Find every line in the records below that contains the word "start", and copy each such line.

Extracted data.
* * * * * * *

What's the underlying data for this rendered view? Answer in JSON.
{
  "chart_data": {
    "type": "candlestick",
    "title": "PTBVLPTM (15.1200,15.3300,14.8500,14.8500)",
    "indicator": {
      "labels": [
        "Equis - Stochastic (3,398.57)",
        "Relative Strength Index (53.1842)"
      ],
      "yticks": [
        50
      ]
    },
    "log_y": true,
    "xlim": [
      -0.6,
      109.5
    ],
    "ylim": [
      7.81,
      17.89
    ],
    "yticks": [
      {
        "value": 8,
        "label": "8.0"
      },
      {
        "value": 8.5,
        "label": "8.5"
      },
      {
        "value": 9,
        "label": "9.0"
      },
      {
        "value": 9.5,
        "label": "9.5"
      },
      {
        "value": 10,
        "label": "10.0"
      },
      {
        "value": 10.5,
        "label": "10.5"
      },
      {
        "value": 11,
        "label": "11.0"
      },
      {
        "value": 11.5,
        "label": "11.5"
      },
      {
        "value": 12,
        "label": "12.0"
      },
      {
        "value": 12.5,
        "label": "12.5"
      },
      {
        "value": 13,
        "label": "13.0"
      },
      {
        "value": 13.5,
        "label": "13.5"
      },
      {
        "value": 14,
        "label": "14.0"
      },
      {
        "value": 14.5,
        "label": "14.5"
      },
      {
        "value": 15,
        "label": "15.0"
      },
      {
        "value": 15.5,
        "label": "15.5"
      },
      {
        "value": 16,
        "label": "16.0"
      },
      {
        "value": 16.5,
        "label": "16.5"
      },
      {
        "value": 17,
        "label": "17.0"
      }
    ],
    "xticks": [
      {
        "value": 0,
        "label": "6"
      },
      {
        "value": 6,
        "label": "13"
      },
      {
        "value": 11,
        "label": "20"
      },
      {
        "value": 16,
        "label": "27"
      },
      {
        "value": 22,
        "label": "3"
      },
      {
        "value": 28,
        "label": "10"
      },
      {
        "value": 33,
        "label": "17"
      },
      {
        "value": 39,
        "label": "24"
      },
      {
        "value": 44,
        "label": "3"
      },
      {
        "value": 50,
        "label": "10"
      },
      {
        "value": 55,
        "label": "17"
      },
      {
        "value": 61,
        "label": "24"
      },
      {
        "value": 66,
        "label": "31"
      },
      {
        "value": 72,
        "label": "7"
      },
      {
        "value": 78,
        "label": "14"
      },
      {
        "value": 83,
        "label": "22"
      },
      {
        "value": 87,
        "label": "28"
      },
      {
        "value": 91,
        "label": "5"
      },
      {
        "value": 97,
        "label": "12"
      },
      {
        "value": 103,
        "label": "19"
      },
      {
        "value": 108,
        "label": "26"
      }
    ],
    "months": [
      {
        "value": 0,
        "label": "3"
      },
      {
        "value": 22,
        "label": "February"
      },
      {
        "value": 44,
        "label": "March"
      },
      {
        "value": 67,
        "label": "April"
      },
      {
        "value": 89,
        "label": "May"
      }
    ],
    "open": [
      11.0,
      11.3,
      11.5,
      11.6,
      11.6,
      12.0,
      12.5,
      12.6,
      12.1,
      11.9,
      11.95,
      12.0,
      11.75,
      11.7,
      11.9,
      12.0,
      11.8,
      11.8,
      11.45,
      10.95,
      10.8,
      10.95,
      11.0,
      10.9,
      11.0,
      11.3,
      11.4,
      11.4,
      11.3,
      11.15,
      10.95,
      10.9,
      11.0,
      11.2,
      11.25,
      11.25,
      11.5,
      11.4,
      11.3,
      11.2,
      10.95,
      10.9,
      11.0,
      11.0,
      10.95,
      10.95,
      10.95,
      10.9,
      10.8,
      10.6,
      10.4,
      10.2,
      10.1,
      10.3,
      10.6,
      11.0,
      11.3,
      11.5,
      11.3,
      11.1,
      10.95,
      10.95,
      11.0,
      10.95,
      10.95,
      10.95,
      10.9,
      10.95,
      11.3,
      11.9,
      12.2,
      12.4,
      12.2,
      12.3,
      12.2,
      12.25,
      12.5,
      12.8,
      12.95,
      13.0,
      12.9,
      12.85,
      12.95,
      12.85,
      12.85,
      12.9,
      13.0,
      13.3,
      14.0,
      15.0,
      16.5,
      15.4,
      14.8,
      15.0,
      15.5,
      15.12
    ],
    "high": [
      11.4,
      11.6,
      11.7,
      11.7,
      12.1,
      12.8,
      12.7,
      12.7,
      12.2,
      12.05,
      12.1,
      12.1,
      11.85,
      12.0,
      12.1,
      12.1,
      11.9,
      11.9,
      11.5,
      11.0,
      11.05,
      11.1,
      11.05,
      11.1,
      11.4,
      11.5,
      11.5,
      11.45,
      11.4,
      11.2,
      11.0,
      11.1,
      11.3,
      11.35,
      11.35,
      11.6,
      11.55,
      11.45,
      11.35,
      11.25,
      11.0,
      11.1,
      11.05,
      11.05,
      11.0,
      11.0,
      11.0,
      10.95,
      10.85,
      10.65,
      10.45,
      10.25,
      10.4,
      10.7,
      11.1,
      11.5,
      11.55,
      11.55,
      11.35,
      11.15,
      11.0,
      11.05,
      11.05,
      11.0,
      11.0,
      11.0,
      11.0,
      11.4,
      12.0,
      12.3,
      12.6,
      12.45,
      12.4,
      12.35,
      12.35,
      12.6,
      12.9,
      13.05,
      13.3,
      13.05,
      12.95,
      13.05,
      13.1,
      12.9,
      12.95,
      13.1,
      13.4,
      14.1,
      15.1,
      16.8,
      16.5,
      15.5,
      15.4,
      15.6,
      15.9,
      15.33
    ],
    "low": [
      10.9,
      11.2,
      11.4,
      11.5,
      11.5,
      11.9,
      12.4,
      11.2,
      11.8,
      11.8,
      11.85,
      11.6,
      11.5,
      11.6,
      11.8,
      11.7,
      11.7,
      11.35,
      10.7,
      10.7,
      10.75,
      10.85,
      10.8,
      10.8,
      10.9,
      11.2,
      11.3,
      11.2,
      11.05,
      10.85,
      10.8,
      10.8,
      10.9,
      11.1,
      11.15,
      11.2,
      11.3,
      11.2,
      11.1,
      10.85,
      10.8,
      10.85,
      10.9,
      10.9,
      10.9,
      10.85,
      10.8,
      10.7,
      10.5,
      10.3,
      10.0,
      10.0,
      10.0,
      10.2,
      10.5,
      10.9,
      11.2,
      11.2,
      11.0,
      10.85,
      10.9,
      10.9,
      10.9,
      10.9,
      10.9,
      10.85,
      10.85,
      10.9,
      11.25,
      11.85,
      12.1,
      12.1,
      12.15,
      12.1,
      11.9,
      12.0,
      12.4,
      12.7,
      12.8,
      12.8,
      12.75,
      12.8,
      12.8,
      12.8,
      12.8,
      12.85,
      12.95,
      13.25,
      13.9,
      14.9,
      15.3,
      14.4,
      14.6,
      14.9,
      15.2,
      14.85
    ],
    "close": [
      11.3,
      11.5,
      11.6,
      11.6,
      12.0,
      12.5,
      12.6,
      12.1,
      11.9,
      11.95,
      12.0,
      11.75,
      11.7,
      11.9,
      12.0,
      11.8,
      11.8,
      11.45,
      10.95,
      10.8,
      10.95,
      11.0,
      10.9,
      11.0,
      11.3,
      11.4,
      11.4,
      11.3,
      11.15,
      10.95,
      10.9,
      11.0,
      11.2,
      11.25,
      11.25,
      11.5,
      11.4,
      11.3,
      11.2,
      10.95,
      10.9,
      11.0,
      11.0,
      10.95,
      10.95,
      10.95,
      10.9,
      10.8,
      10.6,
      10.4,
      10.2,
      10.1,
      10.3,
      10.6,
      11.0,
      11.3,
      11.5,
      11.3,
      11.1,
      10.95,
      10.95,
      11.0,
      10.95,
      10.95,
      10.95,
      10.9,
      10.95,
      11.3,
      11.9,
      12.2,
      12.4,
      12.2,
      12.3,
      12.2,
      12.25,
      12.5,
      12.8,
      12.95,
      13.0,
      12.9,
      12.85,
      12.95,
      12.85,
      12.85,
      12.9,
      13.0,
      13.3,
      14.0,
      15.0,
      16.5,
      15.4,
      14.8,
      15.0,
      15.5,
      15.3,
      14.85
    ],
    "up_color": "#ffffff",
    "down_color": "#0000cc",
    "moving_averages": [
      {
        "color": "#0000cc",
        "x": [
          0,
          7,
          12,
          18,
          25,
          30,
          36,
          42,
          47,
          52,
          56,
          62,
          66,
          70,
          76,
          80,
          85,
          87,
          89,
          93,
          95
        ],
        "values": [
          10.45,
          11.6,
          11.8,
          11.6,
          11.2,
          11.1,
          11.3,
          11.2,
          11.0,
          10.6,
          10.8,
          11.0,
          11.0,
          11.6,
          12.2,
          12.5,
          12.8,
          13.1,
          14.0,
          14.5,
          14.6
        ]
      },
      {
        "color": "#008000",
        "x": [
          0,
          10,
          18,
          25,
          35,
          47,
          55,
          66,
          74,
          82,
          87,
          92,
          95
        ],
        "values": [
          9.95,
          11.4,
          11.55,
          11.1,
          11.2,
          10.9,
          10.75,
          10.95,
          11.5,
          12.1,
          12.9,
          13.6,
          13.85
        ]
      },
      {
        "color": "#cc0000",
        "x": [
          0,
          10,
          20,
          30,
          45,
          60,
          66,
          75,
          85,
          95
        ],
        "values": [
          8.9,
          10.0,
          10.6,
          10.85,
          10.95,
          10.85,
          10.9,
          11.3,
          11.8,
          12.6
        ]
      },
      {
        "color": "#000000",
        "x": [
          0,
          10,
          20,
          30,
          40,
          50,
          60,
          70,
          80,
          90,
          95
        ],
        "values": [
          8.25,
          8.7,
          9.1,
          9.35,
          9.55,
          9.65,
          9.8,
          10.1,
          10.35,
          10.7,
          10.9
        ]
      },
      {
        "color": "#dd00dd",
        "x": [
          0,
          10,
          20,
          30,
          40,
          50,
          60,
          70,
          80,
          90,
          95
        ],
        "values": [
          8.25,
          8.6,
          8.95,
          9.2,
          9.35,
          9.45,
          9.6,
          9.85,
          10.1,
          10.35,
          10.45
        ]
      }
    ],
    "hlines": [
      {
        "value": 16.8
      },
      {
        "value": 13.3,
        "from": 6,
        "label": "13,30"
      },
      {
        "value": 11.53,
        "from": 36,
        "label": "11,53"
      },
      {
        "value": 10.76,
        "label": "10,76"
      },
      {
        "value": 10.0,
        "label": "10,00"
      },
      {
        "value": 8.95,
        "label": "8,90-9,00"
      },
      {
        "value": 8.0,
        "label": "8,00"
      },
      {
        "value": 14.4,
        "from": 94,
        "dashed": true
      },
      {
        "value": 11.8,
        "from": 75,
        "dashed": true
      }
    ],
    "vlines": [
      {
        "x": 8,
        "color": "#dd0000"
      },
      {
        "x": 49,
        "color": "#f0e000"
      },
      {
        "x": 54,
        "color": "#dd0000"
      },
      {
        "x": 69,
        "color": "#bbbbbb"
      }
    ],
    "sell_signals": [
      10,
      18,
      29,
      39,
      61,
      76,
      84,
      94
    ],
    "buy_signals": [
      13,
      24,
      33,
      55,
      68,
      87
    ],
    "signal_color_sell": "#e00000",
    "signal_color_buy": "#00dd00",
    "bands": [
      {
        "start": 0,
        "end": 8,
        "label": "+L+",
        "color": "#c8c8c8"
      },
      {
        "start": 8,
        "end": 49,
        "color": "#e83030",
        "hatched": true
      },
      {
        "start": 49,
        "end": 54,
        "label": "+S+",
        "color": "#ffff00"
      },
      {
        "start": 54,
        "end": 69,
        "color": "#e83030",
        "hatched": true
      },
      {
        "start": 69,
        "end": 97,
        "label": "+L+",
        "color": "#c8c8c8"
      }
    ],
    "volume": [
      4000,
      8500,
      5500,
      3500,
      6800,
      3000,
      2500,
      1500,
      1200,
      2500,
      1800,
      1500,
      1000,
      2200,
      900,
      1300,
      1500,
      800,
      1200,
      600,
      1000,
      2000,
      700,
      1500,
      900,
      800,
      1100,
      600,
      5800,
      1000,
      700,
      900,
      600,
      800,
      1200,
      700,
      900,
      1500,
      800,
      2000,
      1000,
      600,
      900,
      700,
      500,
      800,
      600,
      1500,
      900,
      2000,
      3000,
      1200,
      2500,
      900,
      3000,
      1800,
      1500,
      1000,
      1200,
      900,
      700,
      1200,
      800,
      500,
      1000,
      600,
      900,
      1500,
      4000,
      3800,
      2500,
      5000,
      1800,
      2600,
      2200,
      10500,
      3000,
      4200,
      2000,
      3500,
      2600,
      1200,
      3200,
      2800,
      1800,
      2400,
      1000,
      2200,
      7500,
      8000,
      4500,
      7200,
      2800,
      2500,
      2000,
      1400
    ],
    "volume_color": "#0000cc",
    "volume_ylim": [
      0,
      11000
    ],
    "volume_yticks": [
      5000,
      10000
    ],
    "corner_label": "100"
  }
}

* * * * * * *

Reply.
        "start": 0,
        "start": 8,
        "start": 49,
        "start": 54,
        "start": 69,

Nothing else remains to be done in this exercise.